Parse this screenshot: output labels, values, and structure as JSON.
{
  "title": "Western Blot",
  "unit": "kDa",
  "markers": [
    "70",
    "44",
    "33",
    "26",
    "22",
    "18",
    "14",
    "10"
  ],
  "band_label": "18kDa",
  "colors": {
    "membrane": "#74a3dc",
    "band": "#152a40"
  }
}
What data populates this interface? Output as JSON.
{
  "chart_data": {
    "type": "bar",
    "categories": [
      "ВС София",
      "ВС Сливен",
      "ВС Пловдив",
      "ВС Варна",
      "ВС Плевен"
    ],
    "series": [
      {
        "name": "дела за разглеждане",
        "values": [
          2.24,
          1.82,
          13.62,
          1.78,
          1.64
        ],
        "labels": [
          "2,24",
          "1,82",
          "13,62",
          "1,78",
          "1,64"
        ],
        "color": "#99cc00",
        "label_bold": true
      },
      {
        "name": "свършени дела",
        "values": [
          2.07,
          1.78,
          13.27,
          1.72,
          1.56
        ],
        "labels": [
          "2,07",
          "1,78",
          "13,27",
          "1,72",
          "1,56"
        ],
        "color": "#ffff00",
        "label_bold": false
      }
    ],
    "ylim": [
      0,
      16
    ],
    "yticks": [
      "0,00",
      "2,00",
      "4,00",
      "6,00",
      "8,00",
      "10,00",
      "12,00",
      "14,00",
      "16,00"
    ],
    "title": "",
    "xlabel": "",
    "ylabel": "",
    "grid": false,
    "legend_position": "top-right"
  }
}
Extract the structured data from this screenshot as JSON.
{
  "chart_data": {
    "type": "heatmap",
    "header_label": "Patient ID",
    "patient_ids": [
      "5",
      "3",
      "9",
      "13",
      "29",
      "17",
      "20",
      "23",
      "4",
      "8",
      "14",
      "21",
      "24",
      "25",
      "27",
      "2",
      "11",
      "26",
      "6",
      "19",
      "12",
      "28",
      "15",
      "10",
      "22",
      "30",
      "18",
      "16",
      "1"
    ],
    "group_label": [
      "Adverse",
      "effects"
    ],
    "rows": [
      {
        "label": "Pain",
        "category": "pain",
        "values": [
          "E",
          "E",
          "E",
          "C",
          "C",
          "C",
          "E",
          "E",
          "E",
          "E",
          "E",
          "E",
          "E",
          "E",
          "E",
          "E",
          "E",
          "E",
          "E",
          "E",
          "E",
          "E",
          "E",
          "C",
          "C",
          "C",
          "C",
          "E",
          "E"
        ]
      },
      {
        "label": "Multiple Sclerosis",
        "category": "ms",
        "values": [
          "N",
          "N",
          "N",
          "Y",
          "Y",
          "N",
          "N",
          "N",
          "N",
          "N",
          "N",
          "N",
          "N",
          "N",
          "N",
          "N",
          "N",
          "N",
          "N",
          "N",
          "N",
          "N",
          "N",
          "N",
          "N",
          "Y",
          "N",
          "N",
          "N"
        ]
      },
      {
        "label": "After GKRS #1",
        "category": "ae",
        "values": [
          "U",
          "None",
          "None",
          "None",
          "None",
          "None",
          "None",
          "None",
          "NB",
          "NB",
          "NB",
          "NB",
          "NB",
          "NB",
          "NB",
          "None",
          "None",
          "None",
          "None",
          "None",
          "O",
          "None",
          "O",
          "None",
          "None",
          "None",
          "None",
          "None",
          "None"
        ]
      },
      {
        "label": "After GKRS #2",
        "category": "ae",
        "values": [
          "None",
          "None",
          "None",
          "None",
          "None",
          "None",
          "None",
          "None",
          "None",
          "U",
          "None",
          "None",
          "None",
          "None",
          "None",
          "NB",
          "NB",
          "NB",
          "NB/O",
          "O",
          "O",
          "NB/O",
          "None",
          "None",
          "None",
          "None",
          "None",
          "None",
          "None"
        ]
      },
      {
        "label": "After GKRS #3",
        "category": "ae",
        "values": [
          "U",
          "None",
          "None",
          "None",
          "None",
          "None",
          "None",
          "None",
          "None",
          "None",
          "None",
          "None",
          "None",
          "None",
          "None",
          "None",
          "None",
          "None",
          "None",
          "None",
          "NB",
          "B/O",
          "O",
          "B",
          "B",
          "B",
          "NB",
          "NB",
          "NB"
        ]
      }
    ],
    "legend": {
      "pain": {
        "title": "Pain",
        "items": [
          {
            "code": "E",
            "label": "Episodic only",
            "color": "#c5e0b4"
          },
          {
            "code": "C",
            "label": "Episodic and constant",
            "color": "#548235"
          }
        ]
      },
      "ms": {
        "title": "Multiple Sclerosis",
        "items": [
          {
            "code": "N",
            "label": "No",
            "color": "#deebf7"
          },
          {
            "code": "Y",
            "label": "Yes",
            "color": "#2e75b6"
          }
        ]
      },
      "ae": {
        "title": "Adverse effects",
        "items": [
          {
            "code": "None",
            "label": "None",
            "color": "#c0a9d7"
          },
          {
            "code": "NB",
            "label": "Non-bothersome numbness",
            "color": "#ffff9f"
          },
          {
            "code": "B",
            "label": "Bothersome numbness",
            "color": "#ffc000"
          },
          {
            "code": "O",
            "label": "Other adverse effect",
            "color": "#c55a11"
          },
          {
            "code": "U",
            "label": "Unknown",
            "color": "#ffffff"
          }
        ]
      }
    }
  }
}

Task statement – Using the material above, work out how many lines contain the string "name". Give that number alone.

Exercise solution – 2